» Entries from a dataset of interfaces:
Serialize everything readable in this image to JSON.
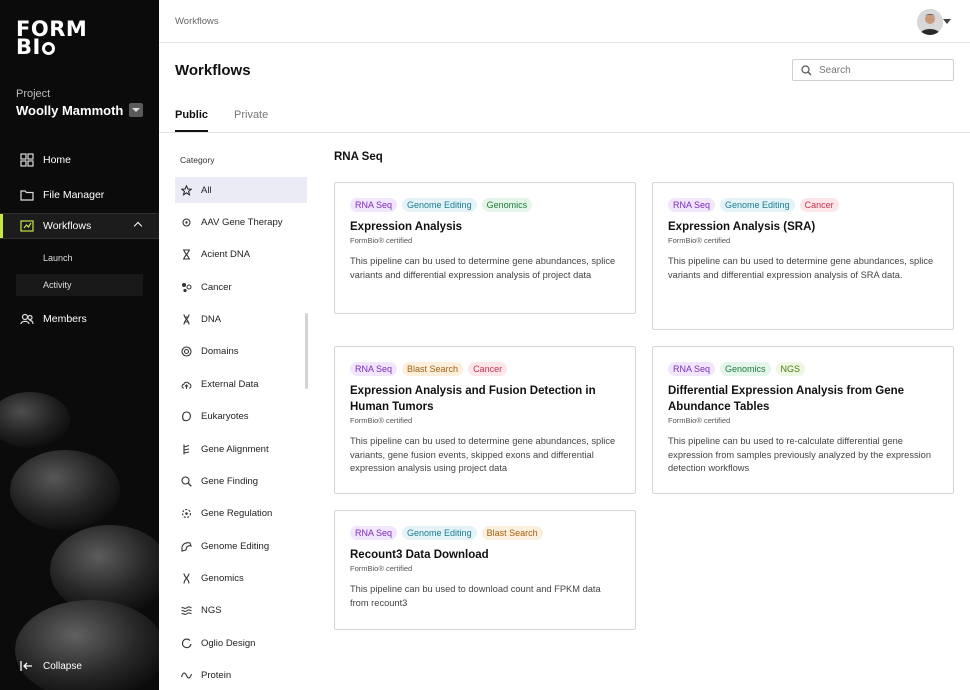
{
  "brand": {
    "logo_line1": "FORM",
    "logo_line2_a": "BI",
    "accent": "#c6e84a"
  },
  "sidebar": {
    "project_label": "Project",
    "project_name": "Woolly Mammoth",
    "nav": [
      {
        "label": "Home",
        "icon": "grid-icon"
      },
      {
        "label": "File Manager",
        "icon": "folder-icon"
      },
      {
        "label": "Workflows",
        "icon": "workflow-icon"
      },
      {
        "label": "Members",
        "icon": "members-icon"
      }
    ],
    "sub_items": [
      "Launch",
      "Activity"
    ],
    "collapse_label": "Collapse"
  },
  "header": {
    "breadcrumb": "Workflows",
    "title": "Workflows",
    "search_placeholder": "Search"
  },
  "tabs": [
    "Public",
    "Private"
  ],
  "categories": {
    "title": "Category",
    "items": [
      "All",
      "AAV Gene Therapy",
      "Acient DNA",
      "Cancer",
      "DNA",
      "Domains",
      "External Data",
      "Eukaryotes",
      "Gene Alignment",
      "Gene Finding",
      "Gene Regulation",
      "Genome Editing",
      "Genomics",
      "NGS",
      "Oglio Design",
      "Protein"
    ]
  },
  "section_title": "RNA Seq",
  "cards": [
    {
      "tags": [
        "RNA Seq",
        "Genome Editing",
        "Genomics"
      ],
      "title": "Expression Analysis",
      "certified": "FormBio® certified",
      "description": "This pipeline can bu used to determine gene abundances, splice variants and differential expression analysis of project data"
    },
    {
      "tags": [
        "RNA Seq",
        "Genome Editing",
        "Cancer"
      ],
      "title": "Expression Analysis (SRA)",
      "certified": "FormBio® certified",
      "description": "This pipeline can bu used to determine gene abundances, splice variants and differential expression analysis of SRA data."
    },
    {
      "tags": [
        "RNA Seq",
        "Blast Search",
        "Cancer"
      ],
      "title": "Expression Analysis and Fusion Detection in Human Tumors",
      "certified": "FormBio® certified",
      "description": "This pipeline can bu used to determine gene abundances, splice variants, gene fusion events, skipped exons and differential expression analysis using project data"
    },
    {
      "tags": [
        "RNA Seq",
        "Genomics",
        "NGS"
      ],
      "title": "Differential Expression Analysis from Gene Abundance Tables",
      "certified": "FormBio® certified",
      "description": "This pipeline can bu used to re-calculate differential gene expression from samples previously analyzed by the expression detection workflows"
    },
    {
      "tags": [
        "RNA Seq",
        "Genome Editing",
        "Blast Search"
      ],
      "title": "Recount3 Data Download",
      "certified": "FormBio® certified",
      "description": "This pipeline can bu used to download count and FPKM data from recount3"
    }
  ]
}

» Task:
Of all the lines above, tally those with the word "icon". Write the total only.

» Completed exercise:
4